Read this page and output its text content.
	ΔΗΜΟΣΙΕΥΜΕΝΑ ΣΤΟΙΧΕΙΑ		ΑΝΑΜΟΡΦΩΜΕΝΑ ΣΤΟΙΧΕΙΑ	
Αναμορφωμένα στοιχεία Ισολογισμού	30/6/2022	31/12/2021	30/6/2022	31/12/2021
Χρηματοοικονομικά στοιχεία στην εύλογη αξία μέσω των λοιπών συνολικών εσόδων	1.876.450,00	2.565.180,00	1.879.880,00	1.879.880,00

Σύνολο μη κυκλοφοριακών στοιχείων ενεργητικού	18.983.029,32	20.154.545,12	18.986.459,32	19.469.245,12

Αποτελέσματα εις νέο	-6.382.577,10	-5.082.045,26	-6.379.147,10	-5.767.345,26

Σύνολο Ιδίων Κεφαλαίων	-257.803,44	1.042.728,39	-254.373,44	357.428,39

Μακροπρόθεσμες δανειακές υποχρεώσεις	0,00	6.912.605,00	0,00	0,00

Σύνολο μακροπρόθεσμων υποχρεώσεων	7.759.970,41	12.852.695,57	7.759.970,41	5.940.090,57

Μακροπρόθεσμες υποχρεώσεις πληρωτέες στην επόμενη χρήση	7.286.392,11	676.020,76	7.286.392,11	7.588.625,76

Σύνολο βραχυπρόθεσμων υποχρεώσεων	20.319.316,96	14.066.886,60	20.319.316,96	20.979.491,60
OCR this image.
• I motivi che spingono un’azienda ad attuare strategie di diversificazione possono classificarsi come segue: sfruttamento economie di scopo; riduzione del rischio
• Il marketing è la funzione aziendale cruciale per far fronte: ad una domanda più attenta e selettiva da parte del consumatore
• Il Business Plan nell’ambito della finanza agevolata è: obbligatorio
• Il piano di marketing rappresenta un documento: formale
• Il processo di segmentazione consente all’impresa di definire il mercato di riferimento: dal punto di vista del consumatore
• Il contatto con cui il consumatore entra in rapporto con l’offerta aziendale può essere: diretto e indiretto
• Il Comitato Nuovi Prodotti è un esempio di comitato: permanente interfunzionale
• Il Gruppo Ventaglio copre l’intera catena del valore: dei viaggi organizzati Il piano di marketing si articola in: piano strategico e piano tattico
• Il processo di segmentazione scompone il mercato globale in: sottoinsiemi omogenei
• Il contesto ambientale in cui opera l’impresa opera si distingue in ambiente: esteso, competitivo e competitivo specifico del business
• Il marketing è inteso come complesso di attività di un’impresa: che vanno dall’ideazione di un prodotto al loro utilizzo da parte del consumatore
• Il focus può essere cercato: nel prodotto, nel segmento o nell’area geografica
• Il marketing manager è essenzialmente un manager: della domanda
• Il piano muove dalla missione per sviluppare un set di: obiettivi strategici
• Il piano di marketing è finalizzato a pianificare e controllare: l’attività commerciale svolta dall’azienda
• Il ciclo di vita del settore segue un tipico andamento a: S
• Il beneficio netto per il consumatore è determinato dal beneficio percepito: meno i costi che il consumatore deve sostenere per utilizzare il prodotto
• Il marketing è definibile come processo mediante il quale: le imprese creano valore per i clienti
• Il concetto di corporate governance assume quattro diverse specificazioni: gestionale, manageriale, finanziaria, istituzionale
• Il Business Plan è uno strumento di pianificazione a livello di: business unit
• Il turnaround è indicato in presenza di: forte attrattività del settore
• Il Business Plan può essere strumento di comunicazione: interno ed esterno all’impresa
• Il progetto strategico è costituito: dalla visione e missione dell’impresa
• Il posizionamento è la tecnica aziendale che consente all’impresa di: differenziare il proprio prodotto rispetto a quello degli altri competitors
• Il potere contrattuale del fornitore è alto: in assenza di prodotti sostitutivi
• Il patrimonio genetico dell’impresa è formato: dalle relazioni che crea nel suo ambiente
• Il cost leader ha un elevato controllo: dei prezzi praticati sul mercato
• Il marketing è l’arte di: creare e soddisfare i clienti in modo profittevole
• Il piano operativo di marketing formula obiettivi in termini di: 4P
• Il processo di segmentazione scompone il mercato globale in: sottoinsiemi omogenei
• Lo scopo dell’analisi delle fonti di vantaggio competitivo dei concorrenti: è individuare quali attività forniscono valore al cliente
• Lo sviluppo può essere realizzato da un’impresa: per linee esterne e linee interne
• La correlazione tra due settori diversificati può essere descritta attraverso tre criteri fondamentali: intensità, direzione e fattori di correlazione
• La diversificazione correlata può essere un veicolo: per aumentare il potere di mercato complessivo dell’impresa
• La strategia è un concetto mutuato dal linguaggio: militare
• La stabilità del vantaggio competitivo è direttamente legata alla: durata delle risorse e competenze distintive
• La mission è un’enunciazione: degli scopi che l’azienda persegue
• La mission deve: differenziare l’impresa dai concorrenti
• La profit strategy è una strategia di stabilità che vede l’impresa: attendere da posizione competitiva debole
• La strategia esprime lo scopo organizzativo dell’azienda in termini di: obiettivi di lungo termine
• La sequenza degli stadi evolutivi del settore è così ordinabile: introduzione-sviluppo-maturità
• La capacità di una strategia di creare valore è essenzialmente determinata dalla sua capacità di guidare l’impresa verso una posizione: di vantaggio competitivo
—————
### Given request:
Looking at the records above, count the lines where the word "impresa" appears. State only the number.

### Reply to the task:
12